What the task requires:
For each line below that includes the word "placa", make a copy.

* begin *

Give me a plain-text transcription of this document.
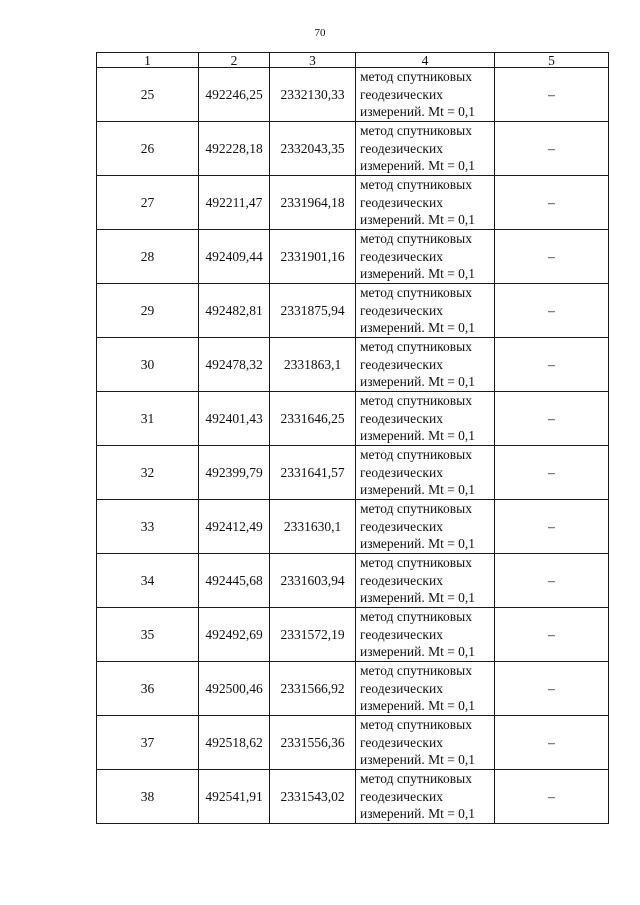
70
1	2	3	4	5
25	492246,25	2332130,33	метод спутниковых
геодезических
измерений. Mt = 0,1	–
26	492228,18	2332043,35	метод спутниковых
геодезических
измерений. Mt = 0,1	–
27	492211,47	2331964,18	метод спутниковых
геодезических
измерений. Mt = 0,1	–
28	492409,44	2331901,16	метод спутниковых
геодезических
измерений. Mt = 0,1	–
29	492482,81	2331875,94	метод спутниковых
геодезических
измерений. Mt = 0,1	–
30	492478,32	2331863,1	метод спутниковых
геодезических
измерений. Mt = 0,1	–
31	492401,43	2331646,25	метод спутниковых
геодезических
измерений. Mt = 0,1	–
32	492399,79	2331641,57	метод спутниковых
геодезических
измерений. Mt = 0,1	–
33	492412,49	2331630,1	метод спутниковых
геодезических
измерений. Mt = 0,1	–
34	492445,68	2331603,94	метод спутниковых
геодезических
измерений. Mt = 0,1	–
35	492492,69	2331572,19	метод спутниковых
геодезических
измерений. Mt = 0,1	–
36	492500,46	2331566,92	метод спутниковых
геодезических
измерений. Mt = 0,1	–
37	492518,62	2331556,36	метод спутниковых
геодезических
измерений. Mt = 0,1	–
38	492541,91	2331543,02	метод спутниковых
геодезических
измерений. Mt = 0,1	–
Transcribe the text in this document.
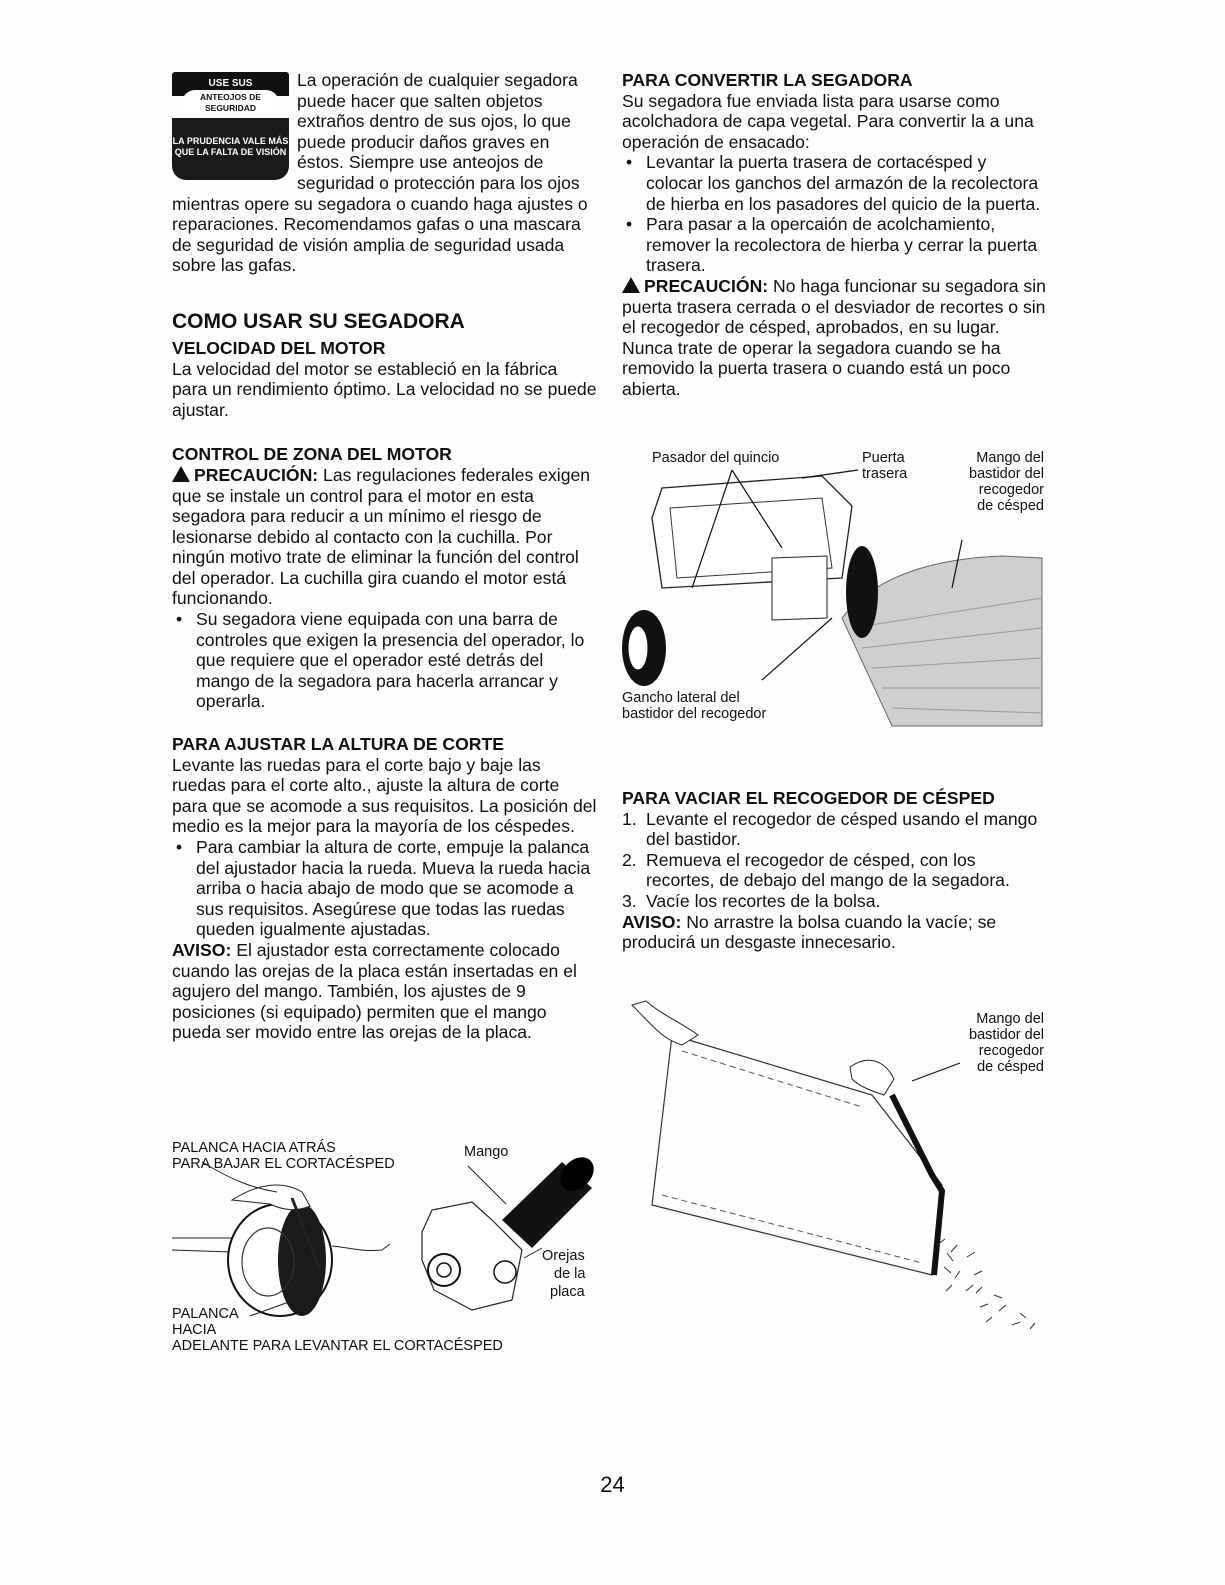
USE SUS
ANTEOJOS DE SEGURIDAD
LA PRUDENCIA VALE MÁS QUE LA FALTA DE VISIÓN

La operación de cualquier segadora puede hacer que salten objetos extraños dentro de sus ojos, lo que puede producir daños graves en éstos. Siempre use anteojos de seguridad o protección para los ojos mientras opere su segadora o cuando haga ajustes o reparaciones. Recomendamos gafas o una mascara de seguridad de visión amplia de seguridad usada sobre las gafas.

COMO USAR SU SEGADORA

VELOCIDAD DEL MOTOR

La velocidad del motor se estableció en la fábrica para un rendimiento óptimo. La velocidad no se puede ajustar.

CONTROL DE ZONA DEL MOTOR

PRECAUCIÓN: Las regulaciones federales exigen que se instale un control para el motor en esta segadora para reducir a un mínimo el riesgo de lesionarse debido al contacto con la cuchilla. Por ningún motivo trate de eliminar la función del control del operador. La cuchilla gira cuando el motor está funcionando.

• Su segadora viene equipada con una barra de controles que exigen la presencia del operador, lo que requiere que el operador esté detrás del mango de la segadora para hacerla arrancar y operarla.

PARA AJUSTAR LA ALTURA DE CORTE

Levante las ruedas para el corte bajo y baje las ruedas para el corte alto., ajuste la altura de corte para que se acomode a sus requisitos. La posición del medio es la mejor para la mayoría de los céspedes.

• Para cambiar la altura de corte, empuje la palanca del ajustador hacia la rueda. Mueva la rueda hacia arriba o hacia abajo de modo que se acomode a sus requisitos. Asegúrese que todas las ruedas queden igualmente ajustadas.

AVISO: El ajustador esta correctamente colocado cuando las orejas de la placa están insertadas en el agujero del mango. También, los ajustes de 9 posiciones (si equipado) permiten que el mango pueda ser movido entre las orejas de la placa.

PALANCA HACIA ATRÁS
PARA BAJAR EL CORTACÉSPED
Mango
Orejas
de la
placa
PALANCA
HACIA
ADELANTE PARA LEVANTAR EL CORTACÉSPED

PARA CONVERTIR LA SEGADORA

Su segadora fue enviada lista para usarse como acolchadora de capa vegetal. Para convertir la a una operación de ensacado:

• Levantar la puerta trasera de cortacésped y colocar los ganchos del armazón de la recolectora de hierba en los pasadores del quicio de la puerta.
• Para pasar a la opercaión de acolchamiento, remover la recolectora de hierba y cerrar la puerta trasera.

PRECAUCIÓN: No haga funcionar su segadora sin puerta trasera cerrada o el desviador de recortes o sin el recogedor de césped, aprobados, en su lugar. Nunca trate de operar la segadora cuando se ha removido la puerta trasera o cuando está un poco abierta.

Pasador del quincio	Puerta
trasera
Mango del
bastidor del
recogedor
de césped
Gancho lateral del
bastidor del recogedor

PARA VACIAR EL RECOGEDOR DE CÉSPED

1. Levante el recogedor de césped usando el mango del bastidor.
2. Remueva el recogedor de césped, con los recortes, de debajo del mango de la segadora.
3. Vacíe los recortes de la bolsa.

AVISO: No arrastre la bolsa cuando la vacíe; se producirá un desgaste innecesario.

Mango del
bastidor del
recogedor
de césped
24
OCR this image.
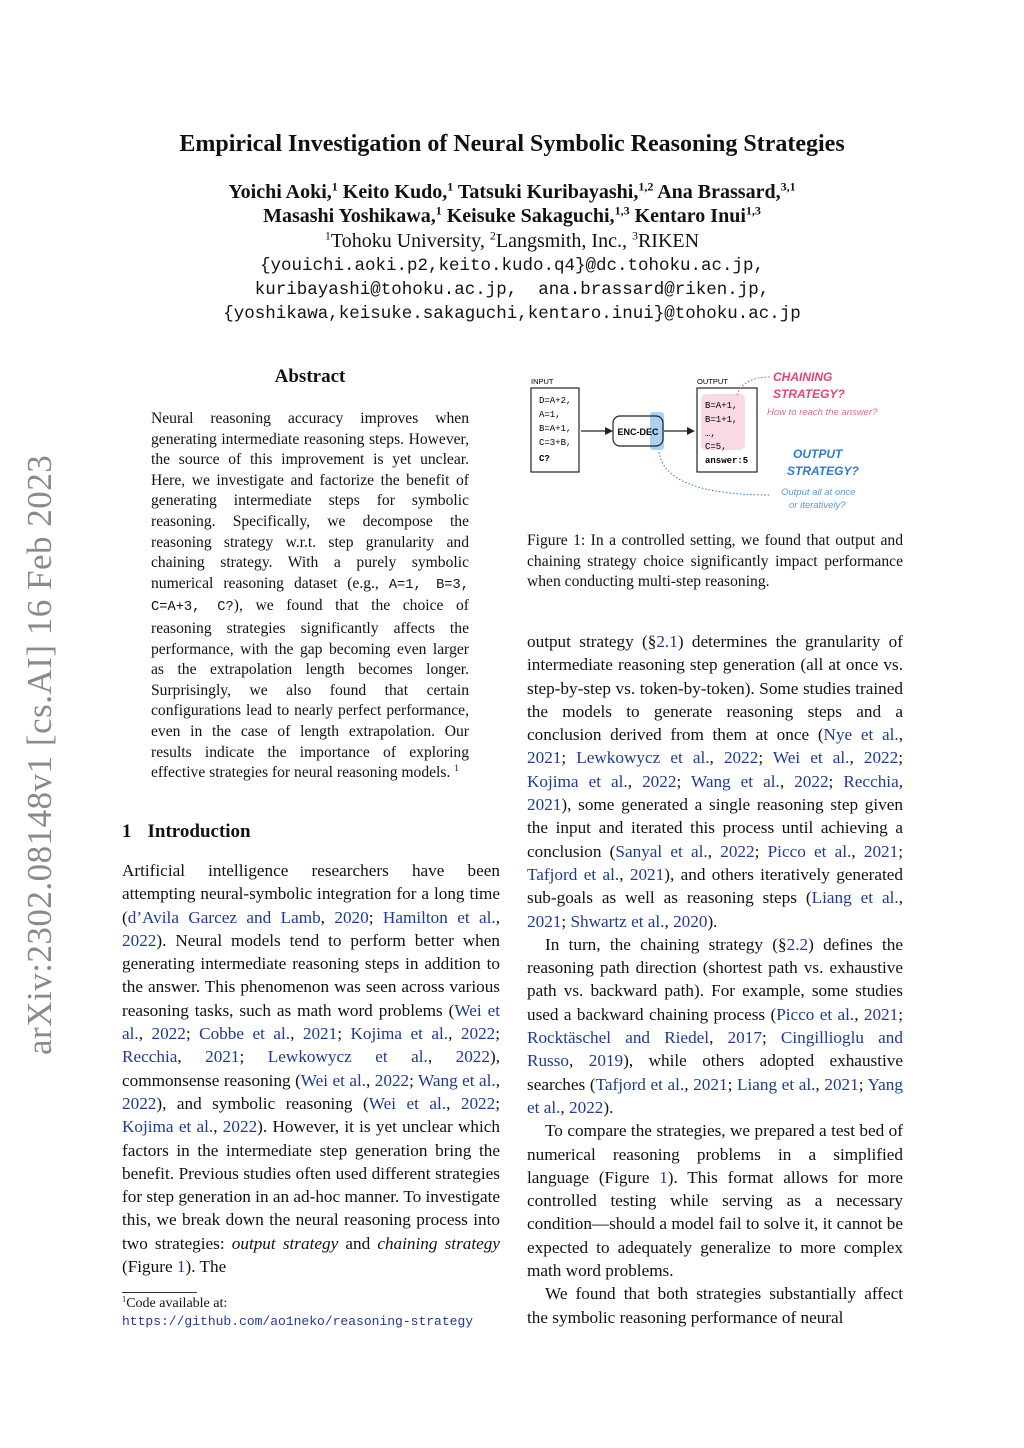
arXiv:2302.08148v1 [cs.AI] 16 Feb 2023
Empirical Investigation of Neural Symbolic Reasoning Strategies
Yoichi Aoki,$^1$ Keito Kudo,$^1$ Tatsuki Kuribayashi,$^{1,2}$ Ana Brassard,$^{3,1}$
Masashi Yoshikawa,$^1$ Keisuke Sakaguchi,$^{1,3}$ Kentaro Inui$^{1,3}$
$^1$Tohoku University, $^2$Langsmith, Inc., $^3$RIKEN
{youichi.aoki.p2,keito.kudo.q4}@dc.tohoku.ac.jp,
kuribayashi@tohoku.ac.jp,  ana.brassard@riken.jp,
{yoshikawa,keisuke.sakaguchi,kentaro.inui}@tohoku.ac.jp
Abstract

Neural reasoning accuracy improves when generating intermediate reasoning steps. However, the source of this improvement is yet unclear. Here, we investigate and factorize the benefit of generating intermediate steps for symbolic reasoning. Specifically, we decompose the reasoning strategy w.r.t. step granularity and chaining strategy. With a purely symbolic numerical reasoning dataset (e.g., A=1, B=3, C=A+3, C?), we found that the choice of reasoning strategies significantly affects the performance, with the gap becoming even larger as the extrapolation length becomes longer. Surprisingly, we also found that certain configurations lead to nearly perfect performance, even in the case of length extrapolation. Our results indicate the importance of exploring effective strategies for neural reasoning models. $^1$

1 Introduction

Artificial intelligence researchers have been attempting neural-symbolic integration for a long time (d’Avila Garcez and Lamb, 2020; Hamilton et al., 2022). Neural models tend to perform better when generating intermediate reasoning steps in addition to the answer. This phenomenon was seen across various reasoning tasks, such as math word problems (Wei et al., 2022; Cobbe et al., 2021; Kojima et al., 2022; Recchia, 2021; Lewkowycz et al., 2022), commonsense reasoning (Wei et al., 2022; Wang et al., 2022), and symbolic reasoning (Wei et al., 2022; Kojima et al., 2022). However, it is yet unclear which factors in the intermediate step generation bring the benefit. Previous studies often used different strategies for step generation in an ad-hoc manner. To investigate this, we break down the neural reasoning process into two strategies: output strategy and chaining strategy (Figure 1). The

$^1$Code available at: https://github.com/ao1neko/reasoning-strategy

INPUT
D=A+2,
A=1,
B=A+1,
C=3+B,
C?
ENC-DEC
OUTPUT
B=A+1,
B=1+1,
…,
C=5,
answer:5
CHAINING
STRATEGY?
How to reach the answer?
OUTPUT
STRATEGY?
Output all at once
or iteratively?

Figure 1: In a controlled setting, we found that output and chaining strategy choice significantly impact performance when conducting multi-step reasoning.

output strategy (§2.1) determines the granularity of intermediate reasoning step generation (all at once vs. step-by-step vs. token-by-token). Some studies trained the models to generate reasoning steps and a conclusion derived from them at once (Nye et al., 2021; Lewkowycz et al., 2022; Wei et al., 2022; Kojima et al., 2022; Wang et al., 2022; Recchia, 2021), some generated a single reasoning step given the input and iterated this process until achieving a conclusion (Sanyal et al., 2022; Picco et al., 2021; Tafjord et al., 2021), and others iteratively generated sub-goals as well as reasoning steps (Liang et al., 2021; Shwartz et al., 2020).

In turn, the chaining strategy (§2.2) defines the reasoning path direction (shortest path vs. exhaustive path vs. backward path). For example, some studies used a backward chaining process (Picco et al., 2021; Rocktäschel and Riedel, 2017; Cingillioglu and Russo, 2019), while others adopted exhaustive searches (Tafjord et al., 2021; Liang et al., 2021; Yang et al., 2022).

To compare the strategies, we prepared a test bed of numerical reasoning problems in a simplified language (Figure 1). This format allows for more controlled testing while serving as a necessary condition—should a model fail to solve it, it cannot be expected to adequately generalize to more complex math word problems.

We found that both strategies substantially affect the symbolic reasoning performance of neural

* end *

Solution to the problem:
AVISO: El ajustador esta correctamente colocado cuando las orejas de la placa están insertadas en el agujero del mango. También, los ajustes de 9 posiciones (si equipado) permiten que el mango pueda ser movido entre las orejas de la placa.
placa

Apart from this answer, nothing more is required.